Exercise objective -
Reproduce all of the material word for word.
——————
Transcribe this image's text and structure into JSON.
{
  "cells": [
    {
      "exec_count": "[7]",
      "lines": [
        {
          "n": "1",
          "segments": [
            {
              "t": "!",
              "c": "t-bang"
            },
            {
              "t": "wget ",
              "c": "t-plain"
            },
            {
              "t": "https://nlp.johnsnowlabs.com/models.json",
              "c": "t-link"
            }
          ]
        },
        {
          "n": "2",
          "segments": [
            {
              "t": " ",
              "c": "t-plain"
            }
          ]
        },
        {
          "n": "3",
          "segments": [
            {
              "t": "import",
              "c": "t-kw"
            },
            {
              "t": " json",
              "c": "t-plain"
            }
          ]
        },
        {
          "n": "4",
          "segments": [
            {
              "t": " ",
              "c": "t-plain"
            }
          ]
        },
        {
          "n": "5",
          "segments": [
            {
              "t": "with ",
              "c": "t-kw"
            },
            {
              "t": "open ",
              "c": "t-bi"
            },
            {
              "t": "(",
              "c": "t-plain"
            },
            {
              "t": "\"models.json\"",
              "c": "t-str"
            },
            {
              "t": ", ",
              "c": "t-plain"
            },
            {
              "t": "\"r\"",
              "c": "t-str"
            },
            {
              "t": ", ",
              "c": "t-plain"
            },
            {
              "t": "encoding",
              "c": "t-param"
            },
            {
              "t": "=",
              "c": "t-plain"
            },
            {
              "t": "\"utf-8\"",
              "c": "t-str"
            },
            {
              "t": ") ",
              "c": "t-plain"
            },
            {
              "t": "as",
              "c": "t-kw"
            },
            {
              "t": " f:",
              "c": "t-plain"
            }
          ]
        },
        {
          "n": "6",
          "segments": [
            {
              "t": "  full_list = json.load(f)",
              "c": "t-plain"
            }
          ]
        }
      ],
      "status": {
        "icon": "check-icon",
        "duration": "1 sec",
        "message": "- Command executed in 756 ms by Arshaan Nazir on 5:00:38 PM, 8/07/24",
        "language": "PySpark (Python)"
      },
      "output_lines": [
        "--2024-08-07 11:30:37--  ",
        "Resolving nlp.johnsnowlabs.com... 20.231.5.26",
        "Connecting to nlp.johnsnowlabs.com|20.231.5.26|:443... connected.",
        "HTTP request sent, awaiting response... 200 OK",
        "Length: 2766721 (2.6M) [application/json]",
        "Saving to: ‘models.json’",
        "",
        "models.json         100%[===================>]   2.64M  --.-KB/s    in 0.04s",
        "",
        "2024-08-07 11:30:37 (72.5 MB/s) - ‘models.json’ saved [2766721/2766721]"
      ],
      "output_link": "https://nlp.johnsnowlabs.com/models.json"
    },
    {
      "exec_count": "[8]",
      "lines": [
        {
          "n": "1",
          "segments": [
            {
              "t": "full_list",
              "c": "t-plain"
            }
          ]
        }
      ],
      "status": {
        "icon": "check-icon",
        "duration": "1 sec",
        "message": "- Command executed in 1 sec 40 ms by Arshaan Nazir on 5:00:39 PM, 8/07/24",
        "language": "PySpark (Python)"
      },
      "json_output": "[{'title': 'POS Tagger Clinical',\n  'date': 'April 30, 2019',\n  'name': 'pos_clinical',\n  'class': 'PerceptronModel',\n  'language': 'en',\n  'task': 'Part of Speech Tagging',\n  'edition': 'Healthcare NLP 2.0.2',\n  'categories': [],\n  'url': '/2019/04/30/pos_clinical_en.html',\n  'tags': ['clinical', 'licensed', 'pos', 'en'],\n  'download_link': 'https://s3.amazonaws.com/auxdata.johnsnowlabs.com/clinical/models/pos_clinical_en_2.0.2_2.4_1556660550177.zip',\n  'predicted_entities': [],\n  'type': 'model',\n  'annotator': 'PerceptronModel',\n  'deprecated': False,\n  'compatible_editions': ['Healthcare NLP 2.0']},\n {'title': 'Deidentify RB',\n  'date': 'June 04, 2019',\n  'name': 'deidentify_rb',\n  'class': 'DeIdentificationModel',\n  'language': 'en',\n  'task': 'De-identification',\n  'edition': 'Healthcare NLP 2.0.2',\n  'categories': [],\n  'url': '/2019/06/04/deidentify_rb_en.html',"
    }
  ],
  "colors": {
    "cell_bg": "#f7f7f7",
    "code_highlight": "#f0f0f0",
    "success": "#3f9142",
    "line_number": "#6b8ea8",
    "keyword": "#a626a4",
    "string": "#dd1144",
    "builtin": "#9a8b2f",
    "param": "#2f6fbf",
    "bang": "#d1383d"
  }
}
——————
Exercise answer -
Transcribe this image's text and structure into JSON.
{
  "cells": [
    {
      "exec_count": "[7]",
      "lines": [
        {
          "n": "1",
          "segments": [
            {
              "t": "!",
              "c": "t-bang"
            },
            {
              "t": "wget ",
              "c": "t-plain"
            },
            {
              "t": "https://nlp.johnsnowlabs.com/models.json",
              "c": "t-link"
            }
          ]
        },
        {
          "n": "2",
          "segments": [
            {
              "t": " ",
              "c": "t-plain"
            }
          ]
        },
        {
          "n": "3",
          "segments": [
            {
              "t": "import",
              "c": "t-kw"
            },
            {
              "t": " json",
              "c": "t-plain"
            }
          ]
        },
        {
          "n": "4",
          "segments": [
            {
              "t": " ",
              "c": "t-plain"
            }
          ]
        },
        {
          "n": "5",
          "segments": [
            {
              "t": "with ",
              "c": "t-kw"
            },
            {
              "t": "open ",
              "c": "t-bi"
            },
            {
              "t": "(",
              "c": "t-plain"
            },
            {
              "t": "\"models.json\"",
              "c": "t-str"
            },
            {
              "t": ", ",
              "c": "t-plain"
            },
            {
              "t": "\"r\"",
              "c": "t-str"
            },
            {
              "t": ", ",
              "c": "t-plain"
            },
            {
              "t": "encoding",
              "c": "t-param"
            },
            {
              "t": "=",
              "c": "t-plain"
            },
            {
              "t": "\"utf-8\"",
              "c": "t-str"
            },
            {
              "t": ") ",
              "c": "t-plain"
            },
            {
              "t": "as",
              "c": "t-kw"
            },
            {
              "t": " f:",
              "c": "t-plain"
            }
          ]
        },
        {
          "n": "6",
          "segments": [
            {
              "t": "  full_list = json.load(f)",
              "c": "t-plain"
            }
          ]
        }
      ],
      "status": {
        "icon": "check-icon",
        "duration": "1 sec",
        "message": "- Command executed in 756 ms by Arshaan Nazir on 5:00:38 PM, 8/07/24",
        "language": "PySpark (Python)"
      },
      "output_lines": [
        "--2024-08-07 11:30:37--  ",
        "Resolving nlp.johnsnowlabs.com... 20.231.5.26",
        "Connecting to nlp.johnsnowlabs.com|20.231.5.26|:443... connected.",
        "HTTP request sent, awaiting response... 200 OK",
        "Length: 2766721 (2.6M) [application/json]",
        "Saving to: ‘models.json’",
        "",
        "models.json         100%[===================>]   2.64M  --.-KB/s    in 0.04s",
        "",
        "2024-08-07 11:30:37 (72.5 MB/s) - ‘models.json’ saved [2766721/2766721]"
      ],
      "output_link": "https://nlp.johnsnowlabs.com/models.json"
    },
    {
      "exec_count": "[8]",
      "lines": [
        {
          "n": "1",
          "segments": [
            {
              "t": "full_list",
              "c": "t-plain"
            }
          ]
        }
      ],
      "status": {
        "icon": "check-icon",
        "duration": "1 sec",
        "message": "- Command executed in 1 sec 40 ms by Arshaan Nazir on 5:00:39 PM, 8/07/24",
        "language": "PySpark (Python)"
      },
      "json_output": "[{'title': 'POS Tagger Clinical',\n  'date': 'April 30, 2019',\n  'name': 'pos_clinical',\n  'class': 'PerceptronModel',\n  'language': 'en',\n  'task': 'Part of Speech Tagging',\n  'edition': 'Healthcare NLP 2.0.2',\n  'categories': [],\n  'url': '/2019/04/30/pos_clinical_en.html',\n  'tags': ['clinical', 'licensed', 'pos', 'en'],\n  'download_link': 'https://s3.amazonaws.com/auxdata.johnsnowlabs.com/clinical/models/pos_clinical_en_2.0.2_2.4_1556660550177.zip',\n  'predicted_entities': [],\n  'type': 'model',\n  'annotator': 'PerceptronModel',\n  'deprecated': False,\n  'compatible_editions': ['Healthcare NLP 2.0']},\n {'title': 'Deidentify RB',\n  'date': 'June 04, 2019',\n  'name': 'deidentify_rb',\n  'class': 'DeIdentificationModel',\n  'language': 'en',\n  'task': 'De-identification',\n  'edition': 'Healthcare NLP 2.0.2',\n  'categories': [],\n  'url': '/2019/06/04/deidentify_rb_en.html',"
    }
  ],
  "colors": {
    "cell_bg": "#f7f7f7",
    "code_highlight": "#f0f0f0",
    "success": "#3f9142",
    "line_number": "#6b8ea8",
    "keyword": "#a626a4",
    "string": "#dd1144",
    "builtin": "#9a8b2f",
    "param": "#2f6fbf",
    "bang": "#d1383d"
  }
}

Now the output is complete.